→ Excerpt to read
In this blog, Oscar shares his views not only on his own dilemma, but also on the frustration he shared with Ray Barretto while a member of his band, and his take on Eddie Palmieri’s decision to focus more on Latin Jazz.

Playing Salsa vs. Latin Jazz

This whole topic started out of my curiosity to know if Oscar started his Latin Jazz Quintet “Alma Libre” for the same reasons others before him had done it.

Tito Puente had a Latin Jazz Ensemble as well as his Big Band to play “Salsa”. Ray Barretto and Eddie Palmieri also had their Salsa orchestras and switched to focus more on Latin Jazz.

Oscar played with Ray Barretto a few years before joining Ruben Blades in the mid-’80s. After Oscar left Barretto, Ray continued to record and play mostly Salsa until the early 90s. At that point he shifted his focus to Latin Jazz, singing with Concord Picante.

Did Oscar form Alma Libre following the path laid out by Puente, Barretto, and Palmieri?

In this part of my virtual café (as I called my interviews) with Oscar Hernandez, he talks about his dilemma on playing Salsa vs. Latin Jazz.

Barretto’s Frustrations and Dilemma

Some time ago I read an article in which Barretto described his frustration with his Salsa band. He said that was the reason he dedicated most of the later part of his career to his Latin Jazz band.

Ray Barretto's "Handprints" cover art
Ray Barretto’s “Handprints” (1991) was his first Latin Jazz recording after deciding to leave Salsa.

Ray Barretto is quoted saying that “Tito Puente got it right”, in reference to the famous timbalero’s decision to focus on his Latin Jazz Ensemble. Apparently, Tito had grown frustrated with the lack of work and intense management his Big Band required. It was with the big band that Puente played Salsa. His Ensemble mostly used a reduced number of musicians.

Tito Puente, who throughout his long career had alternated between Latin Jazz (Afro-Cuban Jazz, as he preferred to call it) and Salsa (he would never use this term for his music), focused more on his Ensemble starting in the early 80s. However, is worth noting that he always kept playing Salsa, even if sporadically. His very last album, which he recorded with Eddie Palmieri, was mostly a Salsa album.

Perhaps Barretto’s quote came after noticing that Puente made the shift a decade before he did. Puente read the waves of the shifting music scene like an experienced California surfer.

Since Oscar Hernandez played with Ray Barretto before joining Ruben Blades, he knew of Barretto’s frustrations and dilemma. In this part of our conversation, Oscar talks about Ray Barretto’s frustrations with his Salsa band, and Barretto’s immersion into Latin Jazz.

→ Records
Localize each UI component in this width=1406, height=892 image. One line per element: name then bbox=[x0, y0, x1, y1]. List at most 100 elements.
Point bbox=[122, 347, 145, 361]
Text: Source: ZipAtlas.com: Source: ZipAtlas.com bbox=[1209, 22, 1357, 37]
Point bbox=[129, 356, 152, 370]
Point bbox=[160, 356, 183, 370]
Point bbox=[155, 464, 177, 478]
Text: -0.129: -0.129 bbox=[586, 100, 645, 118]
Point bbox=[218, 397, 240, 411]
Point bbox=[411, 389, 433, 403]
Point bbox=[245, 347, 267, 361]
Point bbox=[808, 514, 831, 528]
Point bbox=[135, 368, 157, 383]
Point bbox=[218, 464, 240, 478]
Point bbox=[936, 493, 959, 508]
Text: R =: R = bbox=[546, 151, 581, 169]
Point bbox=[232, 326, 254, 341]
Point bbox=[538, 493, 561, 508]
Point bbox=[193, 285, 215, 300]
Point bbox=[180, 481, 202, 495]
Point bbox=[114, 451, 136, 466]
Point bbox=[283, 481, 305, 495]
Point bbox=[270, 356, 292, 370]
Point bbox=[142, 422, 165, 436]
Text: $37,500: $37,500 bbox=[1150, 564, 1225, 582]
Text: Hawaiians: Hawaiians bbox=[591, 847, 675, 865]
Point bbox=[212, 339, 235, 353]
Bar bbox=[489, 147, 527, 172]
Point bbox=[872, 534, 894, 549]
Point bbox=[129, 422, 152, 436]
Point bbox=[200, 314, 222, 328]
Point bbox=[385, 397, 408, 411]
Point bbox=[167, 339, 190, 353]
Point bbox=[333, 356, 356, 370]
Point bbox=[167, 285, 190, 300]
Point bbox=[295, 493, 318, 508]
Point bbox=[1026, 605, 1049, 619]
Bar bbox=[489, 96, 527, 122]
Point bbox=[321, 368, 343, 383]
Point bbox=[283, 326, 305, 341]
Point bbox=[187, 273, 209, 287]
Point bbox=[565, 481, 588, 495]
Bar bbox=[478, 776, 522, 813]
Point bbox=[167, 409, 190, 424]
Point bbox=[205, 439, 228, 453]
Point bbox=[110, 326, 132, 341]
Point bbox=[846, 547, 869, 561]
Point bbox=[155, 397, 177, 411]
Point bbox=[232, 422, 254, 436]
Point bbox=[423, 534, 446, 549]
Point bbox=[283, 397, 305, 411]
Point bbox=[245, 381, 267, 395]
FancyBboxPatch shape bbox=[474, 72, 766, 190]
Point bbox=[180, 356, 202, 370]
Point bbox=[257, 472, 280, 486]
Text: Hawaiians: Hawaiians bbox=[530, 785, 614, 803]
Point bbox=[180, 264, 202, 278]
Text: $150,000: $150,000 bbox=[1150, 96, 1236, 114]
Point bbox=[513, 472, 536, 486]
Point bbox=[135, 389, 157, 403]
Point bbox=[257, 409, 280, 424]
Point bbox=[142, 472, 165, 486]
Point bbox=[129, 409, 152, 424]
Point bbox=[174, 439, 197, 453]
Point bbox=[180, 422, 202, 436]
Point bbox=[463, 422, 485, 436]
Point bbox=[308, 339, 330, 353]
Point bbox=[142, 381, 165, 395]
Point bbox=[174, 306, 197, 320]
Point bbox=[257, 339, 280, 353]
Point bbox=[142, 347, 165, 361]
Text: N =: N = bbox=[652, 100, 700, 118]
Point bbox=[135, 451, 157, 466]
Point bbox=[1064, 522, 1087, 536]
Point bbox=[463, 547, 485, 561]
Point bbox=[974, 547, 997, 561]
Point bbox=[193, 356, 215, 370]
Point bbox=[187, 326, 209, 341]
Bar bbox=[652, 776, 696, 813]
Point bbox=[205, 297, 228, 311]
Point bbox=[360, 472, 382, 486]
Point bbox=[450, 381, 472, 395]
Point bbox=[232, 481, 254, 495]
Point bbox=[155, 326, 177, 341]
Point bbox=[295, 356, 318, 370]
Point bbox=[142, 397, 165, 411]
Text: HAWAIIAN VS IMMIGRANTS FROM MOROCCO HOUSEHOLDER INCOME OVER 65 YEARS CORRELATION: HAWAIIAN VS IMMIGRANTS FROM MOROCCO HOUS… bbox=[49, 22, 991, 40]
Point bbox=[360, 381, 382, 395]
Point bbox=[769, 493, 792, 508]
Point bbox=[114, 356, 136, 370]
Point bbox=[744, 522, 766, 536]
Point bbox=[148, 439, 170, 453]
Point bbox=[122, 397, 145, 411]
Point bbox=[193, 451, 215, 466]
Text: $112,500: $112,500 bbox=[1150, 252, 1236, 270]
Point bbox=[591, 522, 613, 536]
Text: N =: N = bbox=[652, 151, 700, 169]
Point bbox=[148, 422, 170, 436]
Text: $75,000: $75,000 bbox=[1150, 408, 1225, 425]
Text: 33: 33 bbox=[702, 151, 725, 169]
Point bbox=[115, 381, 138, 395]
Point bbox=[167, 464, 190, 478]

→ Required task
Continue the blog post about Oscar Hernandez and the choice between salsa and Latin jazz, picking up after its final paragraph.

→ Final result
Eddie Palmieri: Another Musician that Loves Salsa and Latin Jazz

The other example I mentioned to Oscar Hernandez was Eddie Palmieri. Eddie is another one of the Salsa and Latin music great bandleaders to alternate his music between Salsa and Latin Jazz.

Early in Eddie’s career, Palmieri recorded a pair of Latin Jazz albums with vibraphonist Cal Tjader. However, these were almost exceptions, as through the ’60s and 70’s Palmieri focused mainly on his Salsa music.

Eddie Palmieri and Cal Tjader in "Bamboleate" cover
Eddie Palmieri and Cal Tjader released “Bamboleate” (1967), the 2nd of two Latin Jazz albums where they collaborated.

However, it’s worth noting that Eddie liked to infuse these albums with elements of Latin Jazz. For example, he usually included one or two songs of mostly instrumental songs. These songs allowed his band members to do solos, in a similar way to what he does today with his Latin Jazz band.

In the period between the late 70s and early 90s, Palmieri recorded a series of albums, each a little different and with different personnel. But most of these albums centered around Salsa, with sprinkles of fusion and Latin Jazz among them.

It wasn’t until the mid-1990’s that Palmieri began to switch his focus mainly to Latin Jazz. “Palmas” was the first of these albums. It earned him his first Latin Jazz nomination for a Grammy. Unlike Barretto, Palmieri did not and has not left Salsa. His recordings from the late 90s until the first decade of the 2000s were mixed between Salsa and Latin Jazz. However, most have been focused on the latter.

In this last piece of my conversation with Oscar Hernandez, he touches on the case of Eddie Palmieri in this mixture of playing Salsa and Latin Jazz. In Oscar’s opinion, Eddie Palmieri is at heart a Salsa artist first. If Oscar is correct, then Palmieri is just like Ray Barretto and himself; Salsa artists first.

Today’s Need to Play Salsa and Latin Jazz

Tito Puente was really “The King”. As one of the “Big Three” (along with Machito and Tito Rodriguez), Puente always recorded and performed Afro-Cuban music on the Jazz side (or Latin Jazz) and on the Salsa side (with Guarachas, Boleros, Son Montunos, etc.).

Artists like Ray Barretto and Eddie Palmieri have always had the love for the Afro-Cuban Jazz that Machito developed with Mario Bauza. They lived it and played it early in their careers.

Barretto was part of the Tito Puente Orchestra early in his career. He also recorded some Latin Jazz-infused albums early. Eddie Palmieri did a couple of Latin Jazz albums with Cal Tjader in the 60s. These guys used to run between the Palladium and Birdland in Manhattan to witness the best of both worlds.

Tito Puente and Eddie Palmieri in "Masterpiece" cover
Tito Puente’s last recording was with Eddie Palmieri was the Salsa album “Masterpiece” (2000) which won the Grammy Award.

However, both Barretto and Palmieri were mainly Salsa artists. Their switch towards Jazz in the early to mid-90s respectively could be considered circumstantial. Had Salsa music remained as popular and commercially viable from the mid-80s through today as it was from the 60s through the mid-’80s, perhaps both would have remained recording and performing mainly Salsa music.

But the circumstances changed, and Salsa was not, and arguably is still not, as commercially viable. I say arguably because clearly, some artists are making good money on Salsa. But this is the newer Pop Salsa, which uses elements of Salsa Romantica with Latin Pop and (more recently) Urban music. Artists like Marc Anthony, Victor Manuelle, and Gilberto Santa Rosa are making a killing with this variation of Salsa.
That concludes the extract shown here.